***** Data to use

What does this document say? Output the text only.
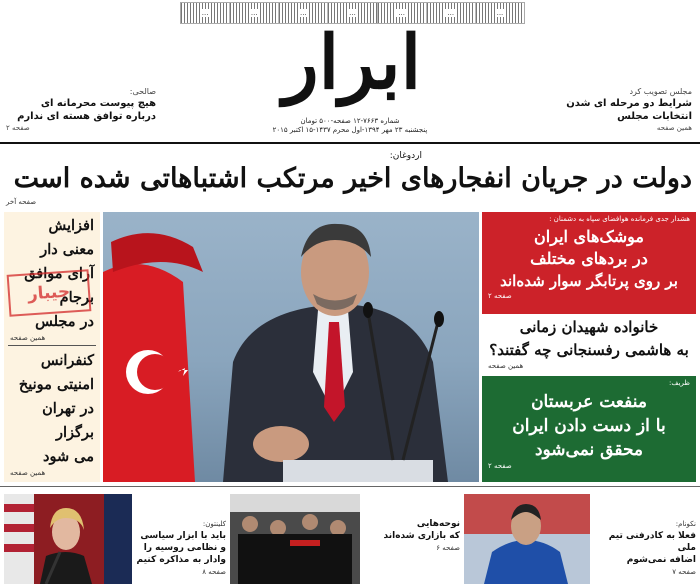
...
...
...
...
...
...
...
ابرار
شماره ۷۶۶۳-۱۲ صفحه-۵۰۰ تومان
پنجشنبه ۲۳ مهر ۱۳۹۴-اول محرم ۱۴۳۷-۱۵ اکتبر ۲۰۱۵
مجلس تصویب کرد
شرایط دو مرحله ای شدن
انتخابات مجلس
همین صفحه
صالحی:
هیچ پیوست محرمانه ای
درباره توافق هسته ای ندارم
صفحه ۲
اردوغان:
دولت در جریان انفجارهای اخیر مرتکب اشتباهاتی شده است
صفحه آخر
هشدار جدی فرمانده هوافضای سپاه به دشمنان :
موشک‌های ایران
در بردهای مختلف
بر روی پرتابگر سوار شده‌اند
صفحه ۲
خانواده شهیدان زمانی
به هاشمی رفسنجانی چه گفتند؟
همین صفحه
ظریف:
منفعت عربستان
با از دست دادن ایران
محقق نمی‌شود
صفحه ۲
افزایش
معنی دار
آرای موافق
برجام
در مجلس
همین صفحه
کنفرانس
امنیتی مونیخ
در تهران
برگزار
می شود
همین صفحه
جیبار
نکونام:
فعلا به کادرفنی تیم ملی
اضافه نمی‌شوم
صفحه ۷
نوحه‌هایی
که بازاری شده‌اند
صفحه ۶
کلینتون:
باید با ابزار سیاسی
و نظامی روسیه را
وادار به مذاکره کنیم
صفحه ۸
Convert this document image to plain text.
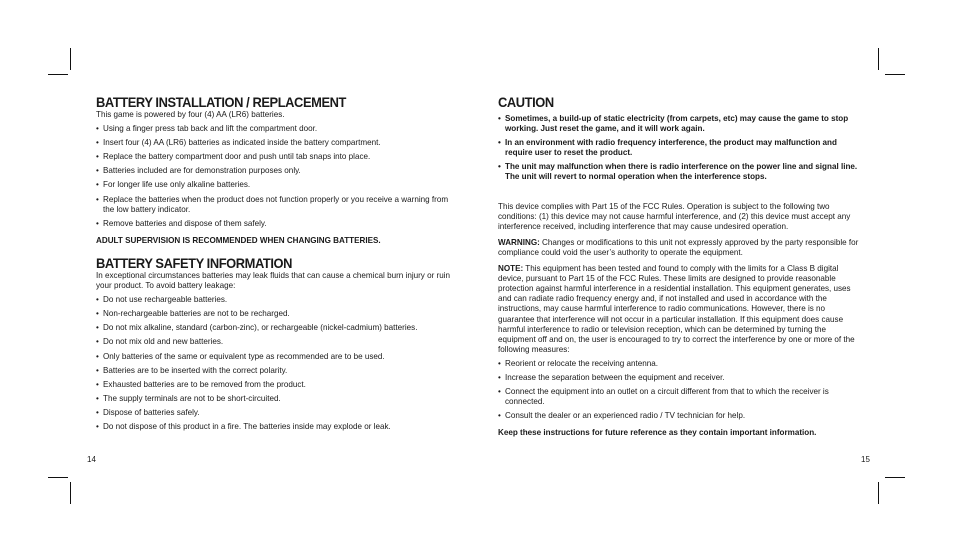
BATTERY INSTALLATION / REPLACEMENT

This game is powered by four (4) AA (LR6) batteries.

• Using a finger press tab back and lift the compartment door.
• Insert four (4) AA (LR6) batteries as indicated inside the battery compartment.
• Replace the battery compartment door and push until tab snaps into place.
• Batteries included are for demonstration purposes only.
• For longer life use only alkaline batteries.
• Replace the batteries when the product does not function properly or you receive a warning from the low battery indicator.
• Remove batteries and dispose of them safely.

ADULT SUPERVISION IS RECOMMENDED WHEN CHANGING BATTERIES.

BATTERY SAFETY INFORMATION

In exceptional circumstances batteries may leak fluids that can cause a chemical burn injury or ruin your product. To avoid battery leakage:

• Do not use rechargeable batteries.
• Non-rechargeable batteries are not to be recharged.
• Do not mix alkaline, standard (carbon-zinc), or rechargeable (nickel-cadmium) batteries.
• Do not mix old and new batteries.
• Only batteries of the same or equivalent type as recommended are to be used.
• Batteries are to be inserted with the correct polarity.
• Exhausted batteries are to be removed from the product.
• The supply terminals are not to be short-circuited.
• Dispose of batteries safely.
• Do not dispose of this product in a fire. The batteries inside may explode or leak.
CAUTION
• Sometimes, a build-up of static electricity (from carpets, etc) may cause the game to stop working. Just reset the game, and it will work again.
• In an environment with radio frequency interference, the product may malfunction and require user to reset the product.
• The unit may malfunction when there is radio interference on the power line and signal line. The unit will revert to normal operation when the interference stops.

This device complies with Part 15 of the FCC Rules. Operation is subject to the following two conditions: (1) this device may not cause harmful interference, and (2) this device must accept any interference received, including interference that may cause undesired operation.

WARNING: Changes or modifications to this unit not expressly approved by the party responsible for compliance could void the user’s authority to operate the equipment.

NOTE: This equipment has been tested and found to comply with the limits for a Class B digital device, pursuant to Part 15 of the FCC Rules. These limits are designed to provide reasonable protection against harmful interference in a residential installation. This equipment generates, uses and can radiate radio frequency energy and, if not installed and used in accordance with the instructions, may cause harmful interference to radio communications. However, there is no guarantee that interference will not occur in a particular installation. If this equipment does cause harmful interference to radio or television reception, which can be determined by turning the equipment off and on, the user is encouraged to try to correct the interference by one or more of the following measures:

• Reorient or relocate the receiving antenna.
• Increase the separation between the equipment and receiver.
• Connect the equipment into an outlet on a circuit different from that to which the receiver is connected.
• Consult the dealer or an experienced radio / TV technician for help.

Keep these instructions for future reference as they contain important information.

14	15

**********

**What to do:**
Transcribe the listing in full. Omit the pictures and keep every line exact.

**Exercise result:**
What does this document say? Output the text only.
...
...
...
...
...
...
...
ابرار
شماره ۷۶۶۳-۱۲ صفحه-۵۰۰ تومان
پنجشنبه ۲۳ مهر ۱۳۹۴-اول محرم ۱۴۳۷-۱۵ اکتبر ۲۰۱۵
مجلس تصویب کرد
شرایط دو مرحله ای شدن
انتخابات مجلس
همین صفحه
صالحی:
هیچ پیوست محرمانه ای
درباره توافق هسته ای ندارم
صفحه ۲
اردوغان:
دولت در جریان انفجارهای اخیر مرتکب اشتباهاتی شده است
صفحه آخر
هشدار جدی فرمانده هوافضای سپاه به دشمنان :
موشک‌های ایران
در بردهای مختلف
بر روی پرتابگر سوار شده‌اند
صفحه ۲
خانواده شهیدان زمانی
به هاشمی رفسنجانی چه گفتند؟
همین صفحه
ظریف:
منفعت عربستان
با از دست دادن ایران
محقق نمی‌شود
صفحه ۲
افزایش
معنی دار
آرای موافق
برجام
در مجلس
همین صفحه
کنفرانس
امنیتی مونیخ
در تهران
برگزار
می شود
همین صفحه
جیبار
نکونام:
فعلا به کادرفنی تیم ملی
اضافه نمی‌شوم
صفحه ۷
نوحه‌هایی
که بازاری شده‌اند
صفحه ۶
کلینتون:
باید با ابزار سیاسی
و نظامی روسیه را
وادار به مذاکره کنیم
صفحه ۸
Convert this document image to plain text.
BATTERY INSTALLATION / REPLACEMENT

This game is powered by four (4) AA (LR6) batteries.

• Using a finger press tab back and lift the compartment door.
• Insert four (4) AA (LR6) batteries as indicated inside the battery compartment.
• Replace the battery compartment door and push until tab snaps into place.
• Batteries included are for demonstration purposes only.
• For longer life use only alkaline batteries.
• Replace the batteries when the product does not function properly or you receive a warning from the low battery indicator.
• Remove batteries and dispose of them safely.

ADULT SUPERVISION IS RECOMMENDED WHEN CHANGING BATTERIES.

BATTERY SAFETY INFORMATION

In exceptional circumstances batteries may leak fluids that can cause a chemical burn injury or ruin your product. To avoid battery leakage:

• Do not use rechargeable batteries.
• Non-rechargeable batteries are not to be recharged.
• Do not mix alkaline, standard (carbon-zinc), or rechargeable (nickel-cadmium) batteries.
• Do not mix old and new batteries.
• Only batteries of the same or equivalent type as recommended are to be used.
• Batteries are to be inserted with the correct polarity.
• Exhausted batteries are to be removed from the product.
• The supply terminals are not to be short-circuited.
• Dispose of batteries safely.
• Do not dispose of this product in a fire. The batteries inside may explode or leak.
CAUTION
• Sometimes, a build-up of static electricity (from carpets, etc) may cause the game to stop working. Just reset the game, and it will work again.
• In an environment with radio frequency interference, the product may malfunction and require user to reset the product.
• The unit may malfunction when there is radio interference on the power line and signal line. The unit will revert to normal operation when the interference stops.

This device complies with Part 15 of the FCC Rules. Operation is subject to the following two conditions: (1) this device may not cause harmful interference, and (2) this device must accept any interference received, including interference that may cause undesired operation.

WARNING: Changes or modifications to this unit not expressly approved by the party responsible for compliance could void the user’s authority to operate the equipment.

NOTE: This equipment has been tested and found to comply with the limits for a Class B digital device, pursuant to Part 15 of the FCC Rules. These limits are designed to provide reasonable protection against harmful interference in a residential installation. This equipment generates, uses and can radiate radio frequency energy and, if not installed and used in accordance with the instructions, may cause harmful interference to radio communications. However, there is no guarantee that interference will not occur in a particular installation. If this equipment does cause harmful interference to radio or television reception, which can be determined by turning the equipment off and on, the user is encouraged to try to correct the interference by one or more of the following measures:

• Reorient or relocate the receiving antenna.
• Increase the separation between the equipment and receiver.
• Connect the equipment into an outlet on a circuit different from that to which the receiver is connected.
• Consult the dealer or an experienced radio / TV technician for help.

Keep these instructions for future reference as they contain important information.

14	15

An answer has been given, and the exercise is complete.